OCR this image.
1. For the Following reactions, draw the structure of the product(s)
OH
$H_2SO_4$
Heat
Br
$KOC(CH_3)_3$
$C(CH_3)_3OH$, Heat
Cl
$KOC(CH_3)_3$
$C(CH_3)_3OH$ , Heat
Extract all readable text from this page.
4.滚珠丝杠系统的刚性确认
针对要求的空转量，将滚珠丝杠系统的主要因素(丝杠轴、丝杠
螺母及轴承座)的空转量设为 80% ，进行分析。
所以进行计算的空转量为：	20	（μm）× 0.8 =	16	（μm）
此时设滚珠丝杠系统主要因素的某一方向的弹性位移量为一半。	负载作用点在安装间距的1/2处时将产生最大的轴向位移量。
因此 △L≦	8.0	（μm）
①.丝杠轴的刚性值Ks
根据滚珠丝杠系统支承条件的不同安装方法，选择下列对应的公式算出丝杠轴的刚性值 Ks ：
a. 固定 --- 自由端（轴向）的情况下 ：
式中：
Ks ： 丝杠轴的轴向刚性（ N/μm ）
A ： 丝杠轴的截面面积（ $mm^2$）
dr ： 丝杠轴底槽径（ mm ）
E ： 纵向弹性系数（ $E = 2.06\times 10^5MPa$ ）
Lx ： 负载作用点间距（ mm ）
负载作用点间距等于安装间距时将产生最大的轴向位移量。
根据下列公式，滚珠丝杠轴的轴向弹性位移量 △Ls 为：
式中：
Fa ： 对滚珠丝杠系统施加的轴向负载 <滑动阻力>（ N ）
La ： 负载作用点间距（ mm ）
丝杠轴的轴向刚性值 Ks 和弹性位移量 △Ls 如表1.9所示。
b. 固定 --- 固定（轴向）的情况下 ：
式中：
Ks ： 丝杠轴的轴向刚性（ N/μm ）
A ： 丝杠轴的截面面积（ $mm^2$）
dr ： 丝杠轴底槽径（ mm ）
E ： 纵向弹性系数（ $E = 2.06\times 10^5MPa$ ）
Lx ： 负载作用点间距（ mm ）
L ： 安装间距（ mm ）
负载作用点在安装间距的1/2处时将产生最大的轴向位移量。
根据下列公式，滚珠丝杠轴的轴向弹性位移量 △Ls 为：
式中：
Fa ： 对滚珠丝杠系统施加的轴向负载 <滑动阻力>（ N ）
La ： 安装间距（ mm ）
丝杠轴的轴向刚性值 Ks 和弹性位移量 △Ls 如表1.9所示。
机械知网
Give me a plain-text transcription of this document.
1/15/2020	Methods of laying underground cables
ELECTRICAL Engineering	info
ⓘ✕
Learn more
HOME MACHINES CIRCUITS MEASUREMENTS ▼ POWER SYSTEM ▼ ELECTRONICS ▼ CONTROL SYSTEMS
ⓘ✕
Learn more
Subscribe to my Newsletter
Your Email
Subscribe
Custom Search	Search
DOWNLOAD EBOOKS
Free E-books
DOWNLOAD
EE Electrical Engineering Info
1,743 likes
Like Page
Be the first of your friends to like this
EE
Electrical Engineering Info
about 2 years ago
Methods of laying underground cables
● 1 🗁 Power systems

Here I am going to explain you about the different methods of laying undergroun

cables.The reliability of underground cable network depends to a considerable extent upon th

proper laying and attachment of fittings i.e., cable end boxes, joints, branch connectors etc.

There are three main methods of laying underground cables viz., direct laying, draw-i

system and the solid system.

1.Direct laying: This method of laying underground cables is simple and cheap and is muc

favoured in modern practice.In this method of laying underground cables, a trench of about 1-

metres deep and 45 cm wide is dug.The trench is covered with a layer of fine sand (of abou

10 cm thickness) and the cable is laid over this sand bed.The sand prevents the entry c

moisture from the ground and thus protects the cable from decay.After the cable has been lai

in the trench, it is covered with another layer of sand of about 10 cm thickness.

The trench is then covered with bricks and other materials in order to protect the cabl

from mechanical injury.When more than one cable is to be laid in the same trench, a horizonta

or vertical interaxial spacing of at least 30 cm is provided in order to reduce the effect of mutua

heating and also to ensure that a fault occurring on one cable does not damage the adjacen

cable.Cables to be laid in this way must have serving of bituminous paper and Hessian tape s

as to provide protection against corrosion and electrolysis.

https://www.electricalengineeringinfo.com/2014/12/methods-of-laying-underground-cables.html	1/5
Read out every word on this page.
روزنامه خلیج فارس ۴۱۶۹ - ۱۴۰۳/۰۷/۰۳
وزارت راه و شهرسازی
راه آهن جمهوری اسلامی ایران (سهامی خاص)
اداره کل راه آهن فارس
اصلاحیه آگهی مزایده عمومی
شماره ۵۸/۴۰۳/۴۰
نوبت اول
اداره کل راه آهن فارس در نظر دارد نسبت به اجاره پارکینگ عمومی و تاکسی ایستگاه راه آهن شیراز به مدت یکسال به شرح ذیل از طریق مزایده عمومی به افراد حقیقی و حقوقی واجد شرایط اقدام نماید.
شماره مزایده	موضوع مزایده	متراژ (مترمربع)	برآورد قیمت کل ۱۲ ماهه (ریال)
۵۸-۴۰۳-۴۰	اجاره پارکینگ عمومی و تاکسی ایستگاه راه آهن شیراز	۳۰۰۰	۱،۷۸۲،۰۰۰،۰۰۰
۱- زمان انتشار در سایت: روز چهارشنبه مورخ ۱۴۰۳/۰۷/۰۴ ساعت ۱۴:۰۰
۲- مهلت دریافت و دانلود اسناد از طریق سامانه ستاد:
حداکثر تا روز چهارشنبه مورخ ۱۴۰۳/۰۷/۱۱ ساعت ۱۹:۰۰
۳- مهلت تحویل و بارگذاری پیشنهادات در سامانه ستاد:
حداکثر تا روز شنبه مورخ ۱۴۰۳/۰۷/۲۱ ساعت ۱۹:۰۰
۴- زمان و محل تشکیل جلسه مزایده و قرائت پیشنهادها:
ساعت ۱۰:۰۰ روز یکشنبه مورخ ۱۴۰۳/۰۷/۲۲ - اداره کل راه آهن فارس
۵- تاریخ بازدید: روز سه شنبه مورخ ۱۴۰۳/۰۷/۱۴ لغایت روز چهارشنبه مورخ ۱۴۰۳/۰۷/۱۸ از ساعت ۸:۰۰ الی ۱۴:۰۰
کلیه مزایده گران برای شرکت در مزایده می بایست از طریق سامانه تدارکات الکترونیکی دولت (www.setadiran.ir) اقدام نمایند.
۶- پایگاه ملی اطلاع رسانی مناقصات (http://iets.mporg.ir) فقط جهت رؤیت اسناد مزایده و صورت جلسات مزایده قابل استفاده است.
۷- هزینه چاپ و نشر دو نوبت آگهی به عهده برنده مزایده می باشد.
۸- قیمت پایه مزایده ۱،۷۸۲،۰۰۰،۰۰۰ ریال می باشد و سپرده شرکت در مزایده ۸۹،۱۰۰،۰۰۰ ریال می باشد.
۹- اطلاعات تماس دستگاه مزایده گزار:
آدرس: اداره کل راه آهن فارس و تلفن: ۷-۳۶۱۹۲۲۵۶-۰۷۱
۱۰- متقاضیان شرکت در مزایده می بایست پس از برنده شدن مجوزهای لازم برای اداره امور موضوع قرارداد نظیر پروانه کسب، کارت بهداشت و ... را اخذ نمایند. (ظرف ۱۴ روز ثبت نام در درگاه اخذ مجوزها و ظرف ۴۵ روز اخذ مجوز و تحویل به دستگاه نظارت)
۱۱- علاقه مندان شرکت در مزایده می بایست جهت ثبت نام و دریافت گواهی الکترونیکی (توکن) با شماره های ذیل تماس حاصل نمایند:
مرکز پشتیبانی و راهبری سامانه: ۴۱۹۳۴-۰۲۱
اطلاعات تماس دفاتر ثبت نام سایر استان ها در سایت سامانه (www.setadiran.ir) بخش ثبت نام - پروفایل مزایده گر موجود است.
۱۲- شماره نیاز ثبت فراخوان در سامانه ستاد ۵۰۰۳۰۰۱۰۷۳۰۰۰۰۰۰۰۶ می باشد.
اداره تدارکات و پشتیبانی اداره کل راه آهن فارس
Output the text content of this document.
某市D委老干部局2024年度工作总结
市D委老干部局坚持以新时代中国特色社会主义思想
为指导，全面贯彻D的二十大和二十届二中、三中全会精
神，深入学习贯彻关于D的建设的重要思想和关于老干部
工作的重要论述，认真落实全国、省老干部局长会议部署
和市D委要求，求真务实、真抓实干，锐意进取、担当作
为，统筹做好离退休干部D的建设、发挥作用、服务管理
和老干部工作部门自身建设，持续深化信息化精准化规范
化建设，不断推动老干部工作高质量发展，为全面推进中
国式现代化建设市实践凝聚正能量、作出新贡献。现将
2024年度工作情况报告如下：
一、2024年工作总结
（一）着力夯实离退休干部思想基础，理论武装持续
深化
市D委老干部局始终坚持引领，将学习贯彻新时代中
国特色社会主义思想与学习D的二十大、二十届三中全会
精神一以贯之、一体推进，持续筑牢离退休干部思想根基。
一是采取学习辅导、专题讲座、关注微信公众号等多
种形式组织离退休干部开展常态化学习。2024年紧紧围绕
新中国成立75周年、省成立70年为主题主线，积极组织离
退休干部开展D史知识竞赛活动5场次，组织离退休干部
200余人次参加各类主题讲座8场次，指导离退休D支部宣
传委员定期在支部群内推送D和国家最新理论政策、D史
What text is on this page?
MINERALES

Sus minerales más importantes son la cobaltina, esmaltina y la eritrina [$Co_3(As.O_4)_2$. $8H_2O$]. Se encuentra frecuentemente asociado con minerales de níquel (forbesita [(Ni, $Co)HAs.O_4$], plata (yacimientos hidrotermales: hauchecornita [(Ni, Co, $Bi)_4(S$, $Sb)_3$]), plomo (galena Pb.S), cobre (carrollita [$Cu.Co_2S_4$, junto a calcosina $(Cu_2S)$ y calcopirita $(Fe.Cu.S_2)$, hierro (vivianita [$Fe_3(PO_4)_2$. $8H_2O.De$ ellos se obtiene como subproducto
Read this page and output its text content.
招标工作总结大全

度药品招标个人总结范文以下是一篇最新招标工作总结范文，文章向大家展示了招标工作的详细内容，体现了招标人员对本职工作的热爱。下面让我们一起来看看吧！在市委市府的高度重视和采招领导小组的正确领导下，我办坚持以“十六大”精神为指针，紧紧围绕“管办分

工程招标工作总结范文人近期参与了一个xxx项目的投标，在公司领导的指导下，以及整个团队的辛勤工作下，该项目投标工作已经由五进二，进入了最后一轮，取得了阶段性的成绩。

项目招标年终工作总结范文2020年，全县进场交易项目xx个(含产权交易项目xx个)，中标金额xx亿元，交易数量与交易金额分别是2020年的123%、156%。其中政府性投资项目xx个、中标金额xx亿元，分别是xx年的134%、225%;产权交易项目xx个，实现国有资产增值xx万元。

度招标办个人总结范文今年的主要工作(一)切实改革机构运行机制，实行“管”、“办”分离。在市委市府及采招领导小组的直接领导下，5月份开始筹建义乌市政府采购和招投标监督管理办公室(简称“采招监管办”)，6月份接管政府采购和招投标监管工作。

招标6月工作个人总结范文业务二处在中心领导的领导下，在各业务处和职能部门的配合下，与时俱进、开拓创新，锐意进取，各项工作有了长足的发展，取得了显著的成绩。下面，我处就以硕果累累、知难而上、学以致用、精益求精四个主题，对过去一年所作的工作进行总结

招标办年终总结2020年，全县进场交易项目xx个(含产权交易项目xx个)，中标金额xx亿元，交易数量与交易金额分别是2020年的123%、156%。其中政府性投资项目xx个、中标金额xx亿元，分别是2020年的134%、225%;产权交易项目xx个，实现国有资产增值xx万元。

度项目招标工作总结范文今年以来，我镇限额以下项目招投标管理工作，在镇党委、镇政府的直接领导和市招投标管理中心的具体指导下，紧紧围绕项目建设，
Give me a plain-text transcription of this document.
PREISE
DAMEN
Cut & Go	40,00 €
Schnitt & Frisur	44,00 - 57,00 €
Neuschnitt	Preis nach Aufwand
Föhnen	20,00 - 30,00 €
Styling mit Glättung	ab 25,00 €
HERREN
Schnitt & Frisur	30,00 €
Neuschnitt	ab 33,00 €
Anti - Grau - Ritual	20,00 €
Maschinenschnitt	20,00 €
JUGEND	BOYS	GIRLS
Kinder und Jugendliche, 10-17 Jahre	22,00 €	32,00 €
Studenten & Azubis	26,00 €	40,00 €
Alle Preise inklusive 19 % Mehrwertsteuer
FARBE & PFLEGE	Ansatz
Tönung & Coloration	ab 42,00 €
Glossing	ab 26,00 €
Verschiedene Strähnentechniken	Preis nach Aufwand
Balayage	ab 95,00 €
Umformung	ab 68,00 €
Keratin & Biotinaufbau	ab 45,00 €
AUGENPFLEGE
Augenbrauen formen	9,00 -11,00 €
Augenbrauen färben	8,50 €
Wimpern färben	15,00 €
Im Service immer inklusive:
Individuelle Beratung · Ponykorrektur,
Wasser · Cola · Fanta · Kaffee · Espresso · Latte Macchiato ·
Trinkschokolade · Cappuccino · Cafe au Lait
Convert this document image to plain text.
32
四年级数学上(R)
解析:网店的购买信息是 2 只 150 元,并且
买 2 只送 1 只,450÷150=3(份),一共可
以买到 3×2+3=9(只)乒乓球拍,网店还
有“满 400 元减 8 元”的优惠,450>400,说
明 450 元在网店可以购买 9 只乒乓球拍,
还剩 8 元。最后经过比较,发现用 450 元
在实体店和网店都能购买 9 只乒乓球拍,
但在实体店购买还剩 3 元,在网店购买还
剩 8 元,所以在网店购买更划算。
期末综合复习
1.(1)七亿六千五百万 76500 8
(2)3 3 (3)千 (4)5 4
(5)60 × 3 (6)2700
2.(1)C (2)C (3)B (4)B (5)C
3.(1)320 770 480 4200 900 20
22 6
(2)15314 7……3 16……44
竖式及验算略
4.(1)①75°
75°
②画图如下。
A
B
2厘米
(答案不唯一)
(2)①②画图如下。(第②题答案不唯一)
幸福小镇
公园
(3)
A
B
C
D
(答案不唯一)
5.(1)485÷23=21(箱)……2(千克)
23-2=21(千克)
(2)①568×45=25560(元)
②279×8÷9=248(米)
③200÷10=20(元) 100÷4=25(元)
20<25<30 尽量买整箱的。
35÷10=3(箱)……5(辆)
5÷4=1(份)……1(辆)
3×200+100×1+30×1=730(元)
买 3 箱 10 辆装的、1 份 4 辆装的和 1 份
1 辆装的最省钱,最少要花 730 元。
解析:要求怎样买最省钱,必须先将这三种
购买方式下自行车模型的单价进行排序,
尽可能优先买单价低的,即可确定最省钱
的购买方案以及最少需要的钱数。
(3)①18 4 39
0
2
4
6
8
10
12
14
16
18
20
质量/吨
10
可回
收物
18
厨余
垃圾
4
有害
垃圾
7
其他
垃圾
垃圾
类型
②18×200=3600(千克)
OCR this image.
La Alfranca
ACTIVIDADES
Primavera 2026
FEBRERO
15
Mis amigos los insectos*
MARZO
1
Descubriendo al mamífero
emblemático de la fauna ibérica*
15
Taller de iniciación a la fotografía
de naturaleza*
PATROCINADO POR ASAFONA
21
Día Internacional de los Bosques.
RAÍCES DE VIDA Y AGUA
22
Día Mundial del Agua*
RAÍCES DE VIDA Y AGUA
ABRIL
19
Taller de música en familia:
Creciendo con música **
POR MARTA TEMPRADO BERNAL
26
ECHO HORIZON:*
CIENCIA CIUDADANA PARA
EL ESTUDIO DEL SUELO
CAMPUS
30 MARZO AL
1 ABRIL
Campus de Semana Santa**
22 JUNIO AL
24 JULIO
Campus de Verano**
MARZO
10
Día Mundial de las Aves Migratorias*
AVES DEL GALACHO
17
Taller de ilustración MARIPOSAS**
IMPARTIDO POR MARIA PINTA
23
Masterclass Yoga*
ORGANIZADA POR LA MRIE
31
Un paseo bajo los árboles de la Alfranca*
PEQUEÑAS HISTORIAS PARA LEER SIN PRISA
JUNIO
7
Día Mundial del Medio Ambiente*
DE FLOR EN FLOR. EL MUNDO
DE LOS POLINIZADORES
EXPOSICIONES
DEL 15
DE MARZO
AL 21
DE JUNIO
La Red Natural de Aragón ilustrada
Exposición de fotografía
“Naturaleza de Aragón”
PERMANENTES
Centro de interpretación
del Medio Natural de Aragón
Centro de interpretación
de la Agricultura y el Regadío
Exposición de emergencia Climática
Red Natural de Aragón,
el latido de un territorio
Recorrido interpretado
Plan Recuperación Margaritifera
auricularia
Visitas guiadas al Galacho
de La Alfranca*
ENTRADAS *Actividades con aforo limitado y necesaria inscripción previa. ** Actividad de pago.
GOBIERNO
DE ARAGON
◆ ◆ ◆ ◆ ◆
--- What you need to do ---
Copy every line from the records above that contains the word "اسناد".

--- Solution for this task ---
۲- مهلت دریافت و دانلود اسناد از طریق سامانه ستاد:
۶- پایگاه ملی اطلاع رسانی مناقصات (http://iets.mporg.ir) فقط جهت رؤیت اسناد مزایده و صورت جلسات مزایده قابل استفاده است.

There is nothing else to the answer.